→ **Exercise inputs**
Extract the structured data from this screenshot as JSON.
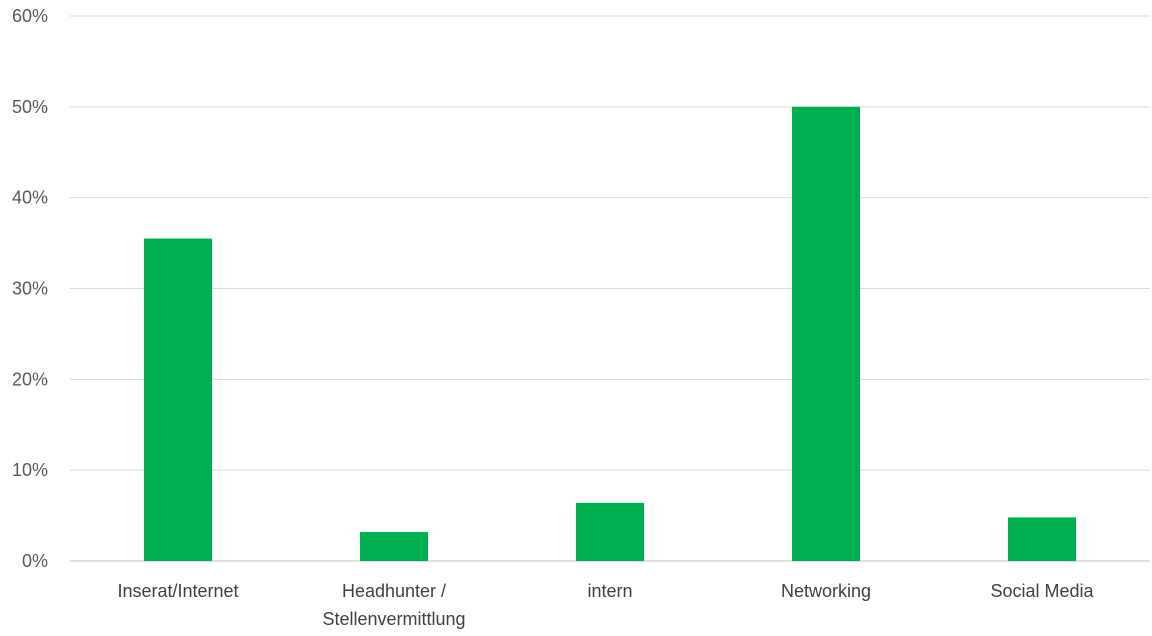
{
  "chart_data": {
    "type": "bar",
    "title": "",
    "xlabel": "",
    "ylabel": "",
    "categories": [
      [
        "Inserat/Internet"
      ],
      [
        "Headhunter /",
        "Stellenvermittlung"
      ],
      [
        "intern"
      ],
      [
        "Networking"
      ],
      [
        "Social Media"
      ]
    ],
    "values": [
      35.5,
      3.2,
      6.4,
      50,
      4.8
    ],
    "ylim": [
      0,
      60
    ],
    "yticks": [
      "0%",
      "10%",
      "20%",
      "30%",
      "40%",
      "50%",
      "60%"
    ],
    "grid": true,
    "legend": "none",
    "bar_color": "#00B050"
  }
}
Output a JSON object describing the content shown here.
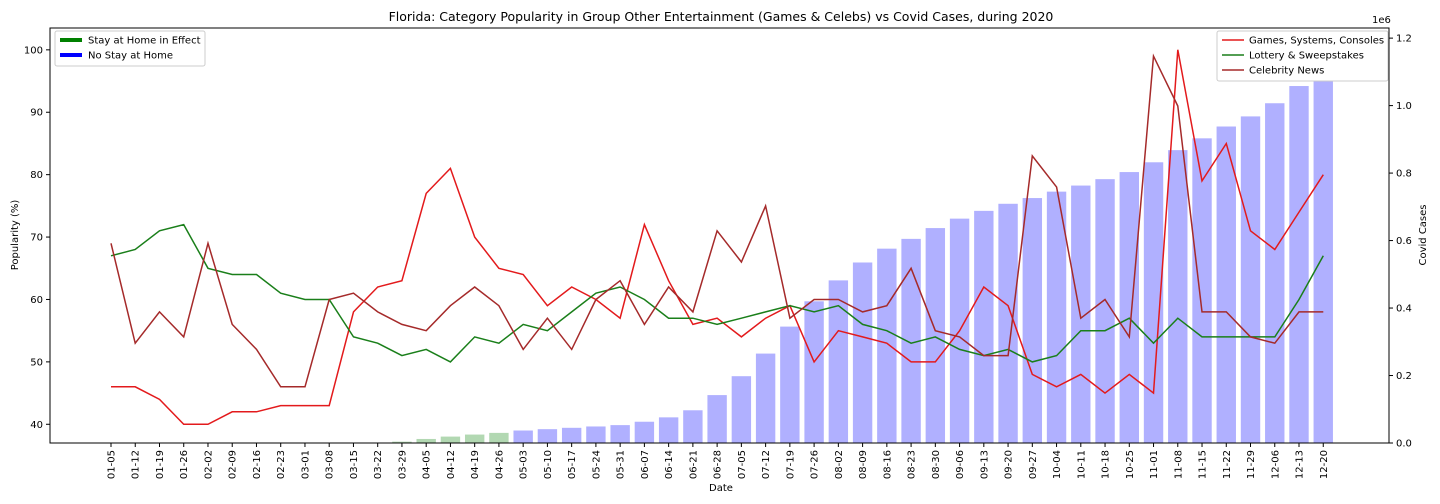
{
  "chart_data": {
    "type": "line",
    "title": "Florida: Category Popularity in Group Other Entertainment (Games & Celebs) vs Covid Cases, during 2020",
    "xlabel": "Date",
    "ylabel": "Popularity (%)",
    "y2label": "Covid Cases",
    "y2_multiplier": "1e6",
    "ylim": [
      37,
      103.5
    ],
    "y2lim": [
      0,
      1.23
    ],
    "yticks": [
      40,
      50,
      60,
      70,
      80,
      90,
      100
    ],
    "y2ticks": [
      "0.0",
      "0.2",
      "0.4",
      "0.6",
      "0.8",
      "1.0",
      "1.2"
    ],
    "categories": [
      "01-05",
      "01-12",
      "01-19",
      "01-26",
      "02-02",
      "02-09",
      "02-16",
      "02-23",
      "03-01",
      "03-08",
      "03-15",
      "03-22",
      "03-29",
      "04-05",
      "04-12",
      "04-19",
      "04-26",
      "05-03",
      "05-10",
      "05-17",
      "05-24",
      "05-31",
      "06-07",
      "06-14",
      "06-21",
      "06-28",
      "07-05",
      "07-12",
      "07-19",
      "07-26",
      "08-02",
      "08-09",
      "08-16",
      "08-23",
      "08-30",
      "09-06",
      "09-13",
      "09-20",
      "09-27",
      "10-04",
      "10-11",
      "10-18",
      "10-25",
      "11-01",
      "11-08",
      "11-15",
      "11-22",
      "11-29",
      "12-06",
      "12-13",
      "12-20"
    ],
    "bars": {
      "name": "Covid Cases",
      "axis": "right",
      "values": [
        0,
        0,
        0,
        0,
        0,
        0,
        0,
        0,
        0,
        0,
        0,
        0.001,
        0.004,
        0.012,
        0.019,
        0.025,
        0.03,
        0.037,
        0.041,
        0.045,
        0.049,
        0.053,
        0.063,
        0.076,
        0.097,
        0.142,
        0.198,
        0.265,
        0.345,
        0.42,
        0.482,
        0.535,
        0.576,
        0.605,
        0.637,
        0.665,
        0.688,
        0.709,
        0.726,
        0.745,
        0.763,
        0.782,
        0.803,
        0.832,
        0.868,
        0.903,
        0.938,
        0.968,
        1.007,
        1.058,
        1.175
      ],
      "colors": {
        "stay_at_home": "#b2d8b2",
        "no_stay_at_home": "#b0b0ff"
      },
      "stay_at_home_categories": [
        "03-29",
        "04-05",
        "04-12",
        "04-19",
        "04-26"
      ]
    },
    "series": [
      {
        "name": "Games, Systems, Consoles",
        "color": "#e31a1c",
        "values": [
          46,
          46,
          44,
          40,
          40,
          42,
          42,
          43,
          43,
          43,
          58,
          62,
          63,
          77,
          81,
          70,
          65,
          64,
          59,
          62,
          60,
          57,
          72,
          63,
          56,
          57,
          54,
          57,
          59,
          50,
          55,
          54,
          53,
          50,
          50,
          55,
          62,
          59,
          48,
          46,
          48,
          45,
          48,
          45,
          100,
          79,
          85,
          71,
          68,
          74,
          80
        ]
      },
      {
        "name": "Lottery & Sweepstakes",
        "color": "#1a7f1a",
        "values": [
          67,
          68,
          71,
          72,
          65,
          64,
          64,
          61,
          60,
          60,
          54,
          53,
          51,
          52,
          50,
          54,
          53,
          56,
          55,
          58,
          61,
          62,
          60,
          57,
          57,
          56,
          57,
          58,
          59,
          58,
          59,
          56,
          55,
          53,
          54,
          52,
          51,
          52,
          50,
          51,
          55,
          55,
          57,
          53,
          57,
          54,
          54,
          54,
          54,
          60,
          67
        ]
      },
      {
        "name": "Celebrity News",
        "color": "#a52a2a",
        "values": [
          69,
          53,
          58,
          54,
          69,
          56,
          52,
          46,
          46,
          60,
          61,
          58,
          56,
          55,
          59,
          62,
          59,
          52,
          57,
          52,
          60,
          63,
          56,
          62,
          58,
          71,
          66,
          75,
          57,
          60,
          60,
          58,
          59,
          65,
          55,
          54,
          51,
          51,
          83,
          78,
          57,
          60,
          54,
          99,
          91,
          58,
          58,
          54,
          53,
          58,
          58
        ]
      }
    ],
    "legend_left": [
      {
        "label": "Stay at Home in Effect",
        "color": "#008000"
      },
      {
        "label": "No Stay at Home",
        "color": "#0000ff"
      }
    ],
    "legend_left_placement": "top-left",
    "legend_right_placement": "top-right",
    "grid": false
  }
}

→ **Written problem**
Pull out all lines of the data with the string "title".

→ **Final answer**
    "title": "",
    "title": "Florida: Category Popularity in Group Other Entertainment (Games & Celebs) vs Covid Cases, during 2020",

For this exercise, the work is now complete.